● **THE TASK**: Write the records below out again exactly as given, with no images.

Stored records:
□ □ □ □ □
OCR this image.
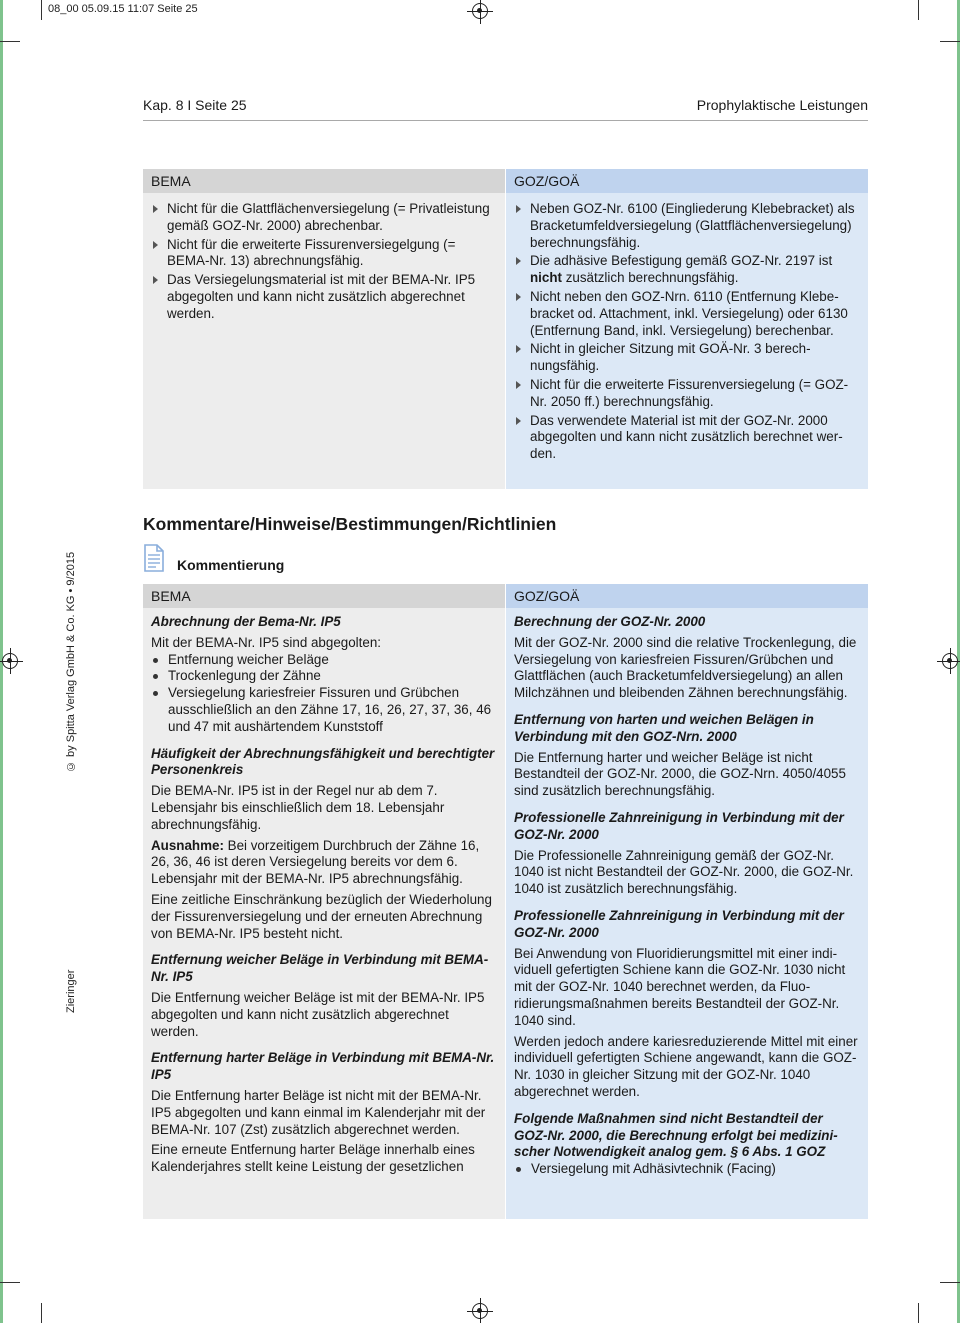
08_00 05.09.15 11:07 Seite 25
© by Spitta Verlag GmbH & Co. KG • 9/2015
Zieringer
Kap. 8 I Seite 25	Prophylaktische Leistungen
BEMA
Nicht für die Glattflächenversiegelung (= Privatleistung gemäß GOZ-Nr. 2000) abrechenbar.
Nicht für die erweiterte Fissurenversiegelgung (= BEMA-Nr. 13) abrechnungsfähig.
Das Versiegelungsmaterial ist mit der BEMA-Nr. IP5 abgegolten und kann nicht zusätzlich abgerechnet werden.
GOZ/GOÄ
Neben GOZ-Nr. 6100 (Eingliederung Klebebracket) als Bracketumfeldversiegelung (Glattflächenversiegelung) berechnungsfähig.
Die adhäsive Befestigung gemäß GOZ-Nr. 2197 ist nicht zusätzlich berechnungsfähig.
Nicht neben den GOZ-Nrn. 6110 (Entfernung Klebebracket od. Attachment, inkl. Versiegelung) oder 6130 (Entfernung Band, inkl. Versiegelung) berechenbar.
Nicht in gleicher Sitzung mit GOÄ-Nr. 3 berechnungsfähig.
Nicht für die erweiterte Fissurenversiegelung (= GOZ-Nr. 2050 ff.) berechnungsfähig.
Das verwendete Material ist mit der GOZ-Nr. 2000 abgegolten und kann nicht zusätzlich berechnet werden.
Kommentare/Hinweise/Bestimmungen/Richtlinien
Kommentierung
BEMA
Abrechnung der Bema-Nr. IP5

Mit der BEMA-Nr. IP5 sind abgegolten:

Entfernung weicher Beläge
Trockenlegung der Zähne
Versiegelung kariesfreier Fissuren und Grübchen ausschließlich an den Zähne 17, 16, 26, 27, 37, 36, 46 und 47 mit aushärtendem Kunststoff
Häufigkeit der Abrechnungsfähigkeit und berechtigter Personenkreis

Die BEMA-Nr. IP5 ist in der Regel nur ab dem 7. Lebensjahr bis einschließlich dem 18. Lebensjahr abrechnungsfähig.

Ausnahme: Bei vorzeitigem Durchbruch der Zähne 16, 26, 36, 46 ist deren Versiegelung bereits vor dem 6. Lebensjahr mit der BEMA-Nr. IP5 abrechnungsfähig.

Eine zeitliche Einschränkung bezüglich der Wiederholung der Fissurenversiegelung und der erneuten Abrechnung von BEMA-Nr. IP5 besteht nicht.

Entfernung weicher Beläge in Verbindung mit BEMA-Nr. IP5

Die Entfernung weicher Beläge ist mit der BEMA-Nr. IP5 abgegolten und kann nicht zusätzlich abgerechnet werden.

Entfernung harter Beläge in Verbindung mit BEMA-Nr. IP5

Die Entfernung harter Beläge ist nicht mit der BEMA-Nr. IP5 abgegolten und kann einmal im Kalenderjahr mit der BEMA-Nr. 107 (Zst) zusätzlich abgerechnet werden.

Eine erneute Entfernung harter Beläge innerhalb eines Kalenderjahres stellt keine Leistung der gesetzlichen

GOZ/GOÄ
Berechnung der GOZ-Nr. 2000

Mit der GOZ-Nr. 2000 sind die relative Trockenlegung, die Versiegelung von kariesfreien Fissuren/Grübchen und Glattflächen (auch Bracketumfeldversiegelung) an allen Milchzähnen und bleibenden Zähnen berechnungsfähig.

Entfernung von harten und weichen Belägen in Verbindung mit den GOZ-Nrn. 2000

Die Entfernung harter und weicher Beläge ist nicht Bestandteil der GOZ-Nr. 2000, die GOZ-Nrn. 4050/4055 sind zusätzlich berechnungsfähig.

Professionelle Zahnreinigung in Verbindung mit der GOZ-Nr. 2000

Die Professionelle Zahnreinigung gemäß der GOZ-Nr. 1040 ist nicht Bestandteil der GOZ-Nr. 2000, die GOZ-Nr. 1040 ist zusätzlich berechnungsfähig.

Professionelle Zahnreinigung in Verbindung mit der GOZ-Nr. 2000

Bei Anwendung von Fluoridierungsmittel mit einer individuell gefertigten Schiene kann die GOZ-Nr. 1030 nicht mit der GOZ-Nr. 1040 berechnet werden, da Fluoridierungsmaßnahmen bereits Bestandteil der GOZ-Nr. 1040 sind.

Werden jedoch andere kariesreduzierende Mittel mit einer individuell gefertigten Schiene angewandt, kann die GOZ-Nr. 1030 in gleicher Sitzung mit der GOZ-Nr. 1040 abgerechnet werden.

Folgende Maßnahmen sind nicht Bestandteil der GOZ-Nr. 2000, die Berechnung erfolgt bei medizinischer Notwendigkeit analog gem. § 6 Abs. 1 GOZ
Versiegelung mit Adhäsivtechnik (Facing)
□ □ □ □ □
● **TASK ANSWER**:
OCR this image.
08_00 05.09.15 11:07 Seite 25
© by Spitta Verlag GmbH & Co. KG • 9/2015
Zieringer
Kap. 8 I Seite 25	Prophylaktische Leistungen
BEMA
Nicht für die Glattflächenversiegelung (= Privatleistung gemäß GOZ-Nr. 2000) abrechenbar.
Nicht für die erweiterte Fissurenversiegelgung (= BEMA-Nr. 13) abrechnungsfähig.
Das Versiegelungsmaterial ist mit der BEMA-Nr. IP5 abgegolten und kann nicht zusätzlich abgerechnet werden.
GOZ/GOÄ
Neben GOZ-Nr. 6100 (Eingliederung Klebebracket) als Bracketumfeldversiegelung (Glattflächenversiegelung) berechnungsfähig.
Die adhäsive Befestigung gemäß GOZ-Nr. 2197 ist nicht zusätzlich berechnungsfähig.
Nicht neben den GOZ-Nrn. 6110 (Entfernung Klebebracket od. Attachment, inkl. Versiegelung) oder 6130 (Entfernung Band, inkl. Versiegelung) berechenbar.
Nicht in gleicher Sitzung mit GOÄ-Nr. 3 berechnungsfähig.
Nicht für die erweiterte Fissurenversiegelung (= GOZ-Nr. 2050 ff.) berechnungsfähig.
Das verwendete Material ist mit der GOZ-Nr. 2000 abgegolten und kann nicht zusätzlich berechnet werden.
Kommentare/Hinweise/Bestimmungen/Richtlinien
Kommentierung
BEMA
Abrechnung der Bema-Nr. IP5

Mit der BEMA-Nr. IP5 sind abgegolten:

Entfernung weicher Beläge
Trockenlegung der Zähne
Versiegelung kariesfreier Fissuren und Grübchen ausschließlich an den Zähne 17, 16, 26, 27, 37, 36, 46 und 47 mit aushärtendem Kunststoff
Häufigkeit der Abrechnungsfähigkeit und berechtigter Personenkreis

Die BEMA-Nr. IP5 ist in der Regel nur ab dem 7. Lebensjahr bis einschließlich dem 18. Lebensjahr abrechnungsfähig.

Ausnahme: Bei vorzeitigem Durchbruch der Zähne 16, 26, 36, 46 ist deren Versiegelung bereits vor dem 6. Lebensjahr mit der BEMA-Nr. IP5 abrechnungsfähig.

Eine zeitliche Einschränkung bezüglich der Wiederholung der Fissurenversiegelung und der erneuten Abrechnung von BEMA-Nr. IP5 besteht nicht.

Entfernung weicher Beläge in Verbindung mit BEMA-Nr. IP5

Die Entfernung weicher Beläge ist mit der BEMA-Nr. IP5 abgegolten und kann nicht zusätzlich abgerechnet werden.

Entfernung harter Beläge in Verbindung mit BEMA-Nr. IP5

Die Entfernung harter Beläge ist nicht mit der BEMA-Nr. IP5 abgegolten und kann einmal im Kalenderjahr mit der BEMA-Nr. 107 (Zst) zusätzlich abgerechnet werden.

Eine erneute Entfernung harter Beläge innerhalb eines Kalenderjahres stellt keine Leistung der gesetzlichen

GOZ/GOÄ
Berechnung der GOZ-Nr. 2000

Mit der GOZ-Nr. 2000 sind die relative Trockenlegung, die Versiegelung von kariesfreien Fissuren/Grübchen und Glattflächen (auch Bracketumfeldversiegelung) an allen Milchzähnen und bleibenden Zähnen berechnungsfähig.

Entfernung von harten und weichen Belägen in Verbindung mit den GOZ-Nrn. 2000

Die Entfernung harter und weicher Beläge ist nicht Bestandteil der GOZ-Nr. 2000, die GOZ-Nrn. 4050/4055 sind zusätzlich berechnungsfähig.

Professionelle Zahnreinigung in Verbindung mit der GOZ-Nr. 2000

Die Professionelle Zahnreinigung gemäß der GOZ-Nr. 1040 ist nicht Bestandteil der GOZ-Nr. 2000, die GOZ-Nr. 1040 ist zusätzlich berechnungsfähig.

Professionelle Zahnreinigung in Verbindung mit der GOZ-Nr. 2000

Bei Anwendung von Fluoridierungsmittel mit einer individuell gefertigten Schiene kann die GOZ-Nr. 1030 nicht mit der GOZ-Nr. 1040 berechnet werden, da Fluoridierungsmaßnahmen bereits Bestandteil der GOZ-Nr. 1040 sind.

Werden jedoch andere kariesreduzierende Mittel mit einer individuell gefertigten Schiene angewandt, kann die GOZ-Nr. 1030 in gleicher Sitzung mit der GOZ-Nr. 1040 abgerechnet werden.

Folgende Maßnahmen sind nicht Bestandteil der GOZ-Nr. 2000, die Berechnung erfolgt bei medizinischer Notwendigkeit analog gem. § 6 Abs. 1 GOZ
Versiegelung mit Adhäsivtechnik (Facing)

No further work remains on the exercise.